### Task statement
Send back all the data below, exactly as given.

** start Given records **

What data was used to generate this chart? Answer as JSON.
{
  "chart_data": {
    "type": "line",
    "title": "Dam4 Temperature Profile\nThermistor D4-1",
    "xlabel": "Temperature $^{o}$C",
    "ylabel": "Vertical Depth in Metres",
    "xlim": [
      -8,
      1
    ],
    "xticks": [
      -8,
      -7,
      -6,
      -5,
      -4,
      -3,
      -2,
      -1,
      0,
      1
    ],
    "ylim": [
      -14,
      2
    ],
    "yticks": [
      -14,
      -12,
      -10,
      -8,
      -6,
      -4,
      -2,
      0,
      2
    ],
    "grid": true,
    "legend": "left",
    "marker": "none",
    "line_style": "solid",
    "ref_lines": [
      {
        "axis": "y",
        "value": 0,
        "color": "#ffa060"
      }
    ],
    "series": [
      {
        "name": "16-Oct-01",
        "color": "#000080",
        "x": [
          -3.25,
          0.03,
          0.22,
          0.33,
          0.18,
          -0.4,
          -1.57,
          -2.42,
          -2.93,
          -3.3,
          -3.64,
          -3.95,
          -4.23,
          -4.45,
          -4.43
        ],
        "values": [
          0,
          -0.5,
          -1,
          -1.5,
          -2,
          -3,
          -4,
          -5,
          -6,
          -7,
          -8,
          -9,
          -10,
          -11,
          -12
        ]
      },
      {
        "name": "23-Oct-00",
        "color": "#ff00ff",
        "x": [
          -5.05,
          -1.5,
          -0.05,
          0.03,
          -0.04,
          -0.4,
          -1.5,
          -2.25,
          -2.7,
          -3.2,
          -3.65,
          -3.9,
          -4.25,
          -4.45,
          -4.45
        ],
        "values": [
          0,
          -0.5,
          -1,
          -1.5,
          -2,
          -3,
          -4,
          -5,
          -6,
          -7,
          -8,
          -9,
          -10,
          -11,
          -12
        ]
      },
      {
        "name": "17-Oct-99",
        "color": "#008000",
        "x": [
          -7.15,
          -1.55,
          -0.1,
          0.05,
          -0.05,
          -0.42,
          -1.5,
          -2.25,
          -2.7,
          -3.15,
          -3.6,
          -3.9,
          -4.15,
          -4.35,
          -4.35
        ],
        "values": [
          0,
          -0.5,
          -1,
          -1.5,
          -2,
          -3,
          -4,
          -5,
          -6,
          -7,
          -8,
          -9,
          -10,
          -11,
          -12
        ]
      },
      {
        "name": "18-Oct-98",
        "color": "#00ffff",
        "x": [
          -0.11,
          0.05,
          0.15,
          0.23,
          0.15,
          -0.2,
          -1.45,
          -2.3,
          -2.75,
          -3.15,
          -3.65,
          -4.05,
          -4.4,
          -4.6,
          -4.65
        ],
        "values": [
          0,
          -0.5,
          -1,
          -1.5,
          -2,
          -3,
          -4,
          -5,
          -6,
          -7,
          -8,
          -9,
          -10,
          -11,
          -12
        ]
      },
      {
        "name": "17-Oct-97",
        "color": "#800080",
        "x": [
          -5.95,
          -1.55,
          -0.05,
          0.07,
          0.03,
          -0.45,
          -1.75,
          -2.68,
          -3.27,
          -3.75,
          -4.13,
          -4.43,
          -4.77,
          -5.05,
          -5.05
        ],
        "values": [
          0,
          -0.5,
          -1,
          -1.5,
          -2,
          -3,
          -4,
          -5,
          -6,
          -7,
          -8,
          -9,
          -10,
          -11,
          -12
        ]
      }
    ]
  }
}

** end Given records **

### Output of the task
What data was used to generate this chart? Answer as JSON.
{
  "chart_data": {
    "type": "line",
    "title": "Dam4 Temperature Profile\nThermistor D4-1",
    "xlabel": "Temperature $^{o}$C",
    "ylabel": "Vertical Depth in Metres",
    "xlim": [
      -8,
      1
    ],
    "xticks": [
      -8,
      -7,
      -6,
      -5,
      -4,
      -3,
      -2,
      -1,
      0,
      1
    ],
    "ylim": [
      -14,
      2
    ],
    "yticks": [
      -14,
      -12,
      -10,
      -8,
      -6,
      -4,
      -2,
      0,
      2
    ],
    "grid": true,
    "legend": "left",
    "marker": "none",
    "line_style": "solid",
    "ref_lines": [
      {
        "axis": "y",
        "value": 0,
        "color": "#ffa060"
      }
    ],
    "series": [
      {
        "name": "16-Oct-01",
        "color": "#000080",
        "x": [
          -3.25,
          0.03,
          0.22,
          0.33,
          0.18,
          -0.4,
          -1.57,
          -2.42,
          -2.93,
          -3.3,
          -3.64,
          -3.95,
          -4.23,
          -4.45,
          -4.43
        ],
        "values": [
          0,
          -0.5,
          -1,
          -1.5,
          -2,
          -3,
          -4,
          -5,
          -6,
          -7,
          -8,
          -9,
          -10,
          -11,
          -12
        ]
      },
      {
        "name": "23-Oct-00",
        "color": "#ff00ff",
        "x": [
          -5.05,
          -1.5,
          -0.05,
          0.03,
          -0.04,
          -0.4,
          -1.5,
          -2.25,
          -2.7,
          -3.2,
          -3.65,
          -3.9,
          -4.25,
          -4.45,
          -4.45
        ],
        "values": [
          0,
          -0.5,
          -1,
          -1.5,
          -2,
          -3,
          -4,
          -5,
          -6,
          -7,
          -8,
          -9,
          -10,
          -11,
          -12
        ]
      },
      {
        "name": "17-Oct-99",
        "color": "#008000",
        "x": [
          -7.15,
          -1.55,
          -0.1,
          0.05,
          -0.05,
          -0.42,
          -1.5,
          -2.25,
          -2.7,
          -3.15,
          -3.6,
          -3.9,
          -4.15,
          -4.35,
          -4.35
        ],
        "values": [
          0,
          -0.5,
          -1,
          -1.5,
          -2,
          -3,
          -4,
          -5,
          -6,
          -7,
          -8,
          -9,
          -10,
          -11,
          -12
        ]
      },
      {
        "name": "18-Oct-98",
        "color": "#00ffff",
        "x": [
          -0.11,
          0.05,
          0.15,
          0.23,
          0.15,
          -0.2,
          -1.45,
          -2.3,
          -2.75,
          -3.15,
          -3.65,
          -4.05,
          -4.4,
          -4.6,
          -4.65
        ],
        "values": [
          0,
          -0.5,
          -1,
          -1.5,
          -2,
          -3,
          -4,
          -5,
          -6,
          -7,
          -8,
          -9,
          -10,
          -11,
          -12
        ]
      },
      {
        "name": "17-Oct-97",
        "color": "#800080",
        "x": [
          -5.95,
          -1.55,
          -0.05,
          0.07,
          0.03,
          -0.45,
          -1.75,
          -2.68,
          -3.27,
          -3.75,
          -4.13,
          -4.43,
          -4.77,
          -5.05,
          -5.05
        ],
        "values": [
          0,
          -0.5,
          -1,
          -1.5,
          -2,
          -3,
          -4,
          -5,
          -6,
          -7,
          -8,
          -9,
          -10,
          -11,
          -12
        ]
      }
    ]
  }
}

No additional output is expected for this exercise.